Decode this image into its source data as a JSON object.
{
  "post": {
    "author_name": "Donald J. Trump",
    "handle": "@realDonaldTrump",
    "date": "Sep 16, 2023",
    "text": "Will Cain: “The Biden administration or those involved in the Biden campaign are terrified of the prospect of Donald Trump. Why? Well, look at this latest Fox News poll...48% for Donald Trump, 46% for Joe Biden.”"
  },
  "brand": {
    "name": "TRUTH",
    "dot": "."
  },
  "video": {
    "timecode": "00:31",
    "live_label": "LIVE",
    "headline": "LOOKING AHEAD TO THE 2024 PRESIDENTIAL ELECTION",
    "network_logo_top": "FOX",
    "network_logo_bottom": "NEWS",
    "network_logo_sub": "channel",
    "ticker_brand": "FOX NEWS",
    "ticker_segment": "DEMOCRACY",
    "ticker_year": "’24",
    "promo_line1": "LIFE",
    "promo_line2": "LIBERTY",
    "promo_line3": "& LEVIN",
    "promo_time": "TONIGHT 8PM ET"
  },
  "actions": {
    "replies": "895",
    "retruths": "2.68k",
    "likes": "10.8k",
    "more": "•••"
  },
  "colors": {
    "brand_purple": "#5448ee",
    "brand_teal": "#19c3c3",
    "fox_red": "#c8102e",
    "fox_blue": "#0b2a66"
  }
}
* * *
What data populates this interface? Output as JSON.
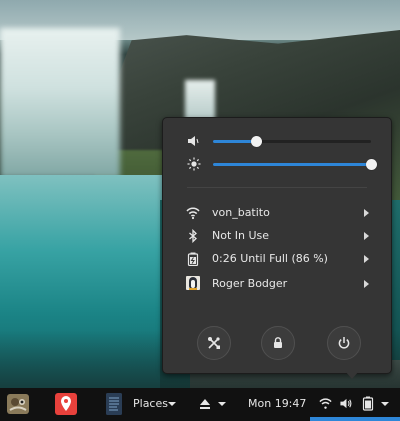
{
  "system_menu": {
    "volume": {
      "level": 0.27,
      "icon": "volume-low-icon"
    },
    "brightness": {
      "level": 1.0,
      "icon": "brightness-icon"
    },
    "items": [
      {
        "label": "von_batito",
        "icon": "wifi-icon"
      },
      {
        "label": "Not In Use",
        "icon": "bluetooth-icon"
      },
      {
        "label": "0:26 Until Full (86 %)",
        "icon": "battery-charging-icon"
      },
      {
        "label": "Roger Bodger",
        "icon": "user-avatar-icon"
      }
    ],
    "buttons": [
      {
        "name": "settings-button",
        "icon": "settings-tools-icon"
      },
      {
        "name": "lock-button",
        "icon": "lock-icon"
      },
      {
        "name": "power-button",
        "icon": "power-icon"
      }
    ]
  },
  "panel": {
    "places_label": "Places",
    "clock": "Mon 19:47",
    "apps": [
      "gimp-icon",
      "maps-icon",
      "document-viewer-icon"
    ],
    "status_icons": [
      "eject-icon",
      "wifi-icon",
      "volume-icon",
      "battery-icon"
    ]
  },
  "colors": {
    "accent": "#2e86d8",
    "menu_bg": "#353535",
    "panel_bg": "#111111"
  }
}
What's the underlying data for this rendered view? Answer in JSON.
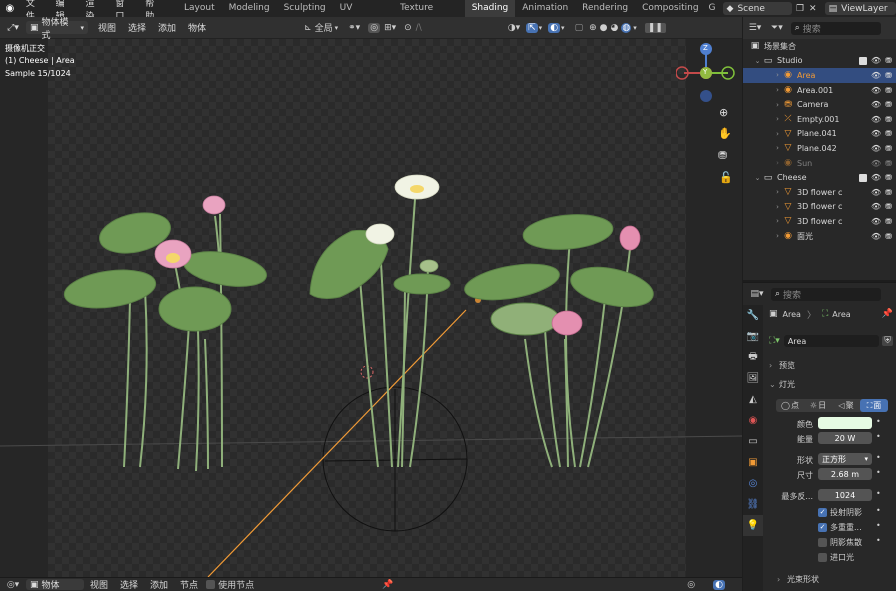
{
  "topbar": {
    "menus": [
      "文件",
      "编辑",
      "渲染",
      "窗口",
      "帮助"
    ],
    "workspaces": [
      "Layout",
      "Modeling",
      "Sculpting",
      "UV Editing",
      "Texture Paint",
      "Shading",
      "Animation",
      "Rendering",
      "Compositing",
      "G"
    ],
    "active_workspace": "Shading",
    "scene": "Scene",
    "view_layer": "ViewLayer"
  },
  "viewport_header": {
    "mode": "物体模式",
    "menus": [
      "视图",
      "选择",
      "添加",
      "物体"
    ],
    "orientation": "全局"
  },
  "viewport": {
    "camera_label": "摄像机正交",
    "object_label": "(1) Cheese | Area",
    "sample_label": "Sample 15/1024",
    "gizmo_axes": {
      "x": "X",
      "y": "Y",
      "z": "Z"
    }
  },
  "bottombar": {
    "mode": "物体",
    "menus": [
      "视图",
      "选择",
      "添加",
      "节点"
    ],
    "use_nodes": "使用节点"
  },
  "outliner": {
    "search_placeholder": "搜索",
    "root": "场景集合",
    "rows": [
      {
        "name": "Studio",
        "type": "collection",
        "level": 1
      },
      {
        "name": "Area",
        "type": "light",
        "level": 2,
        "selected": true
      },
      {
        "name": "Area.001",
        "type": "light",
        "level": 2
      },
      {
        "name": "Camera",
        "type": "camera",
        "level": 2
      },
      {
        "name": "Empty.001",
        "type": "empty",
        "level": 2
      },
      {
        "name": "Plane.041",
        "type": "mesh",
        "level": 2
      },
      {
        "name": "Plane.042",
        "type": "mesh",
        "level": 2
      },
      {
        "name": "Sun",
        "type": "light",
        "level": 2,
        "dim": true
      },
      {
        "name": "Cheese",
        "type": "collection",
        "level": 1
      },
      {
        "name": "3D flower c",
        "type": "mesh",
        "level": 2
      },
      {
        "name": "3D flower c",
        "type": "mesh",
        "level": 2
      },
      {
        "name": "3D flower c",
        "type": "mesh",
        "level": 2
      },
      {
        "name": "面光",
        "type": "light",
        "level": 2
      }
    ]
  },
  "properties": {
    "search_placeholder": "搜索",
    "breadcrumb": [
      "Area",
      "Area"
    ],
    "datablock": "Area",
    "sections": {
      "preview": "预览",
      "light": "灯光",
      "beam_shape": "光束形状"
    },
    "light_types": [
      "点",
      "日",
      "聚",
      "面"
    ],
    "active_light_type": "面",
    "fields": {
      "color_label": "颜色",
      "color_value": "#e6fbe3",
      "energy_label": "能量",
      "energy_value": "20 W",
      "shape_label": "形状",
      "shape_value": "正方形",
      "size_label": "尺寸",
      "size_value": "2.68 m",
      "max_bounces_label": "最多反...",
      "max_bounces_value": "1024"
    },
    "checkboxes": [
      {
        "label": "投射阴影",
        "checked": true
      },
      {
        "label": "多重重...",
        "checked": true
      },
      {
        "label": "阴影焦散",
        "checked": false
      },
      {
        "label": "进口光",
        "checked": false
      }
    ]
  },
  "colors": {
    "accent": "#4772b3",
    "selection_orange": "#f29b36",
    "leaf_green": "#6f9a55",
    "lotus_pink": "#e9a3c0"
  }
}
* * *
** THE PROBLEM **
Check each line of the records for the word "What" and extract those that contain it.

** SOLUTION TO THE PROBLEM **
What data populates this interface? Output as JSON.
What's the underlying data for this rendered view? Answer in JSON.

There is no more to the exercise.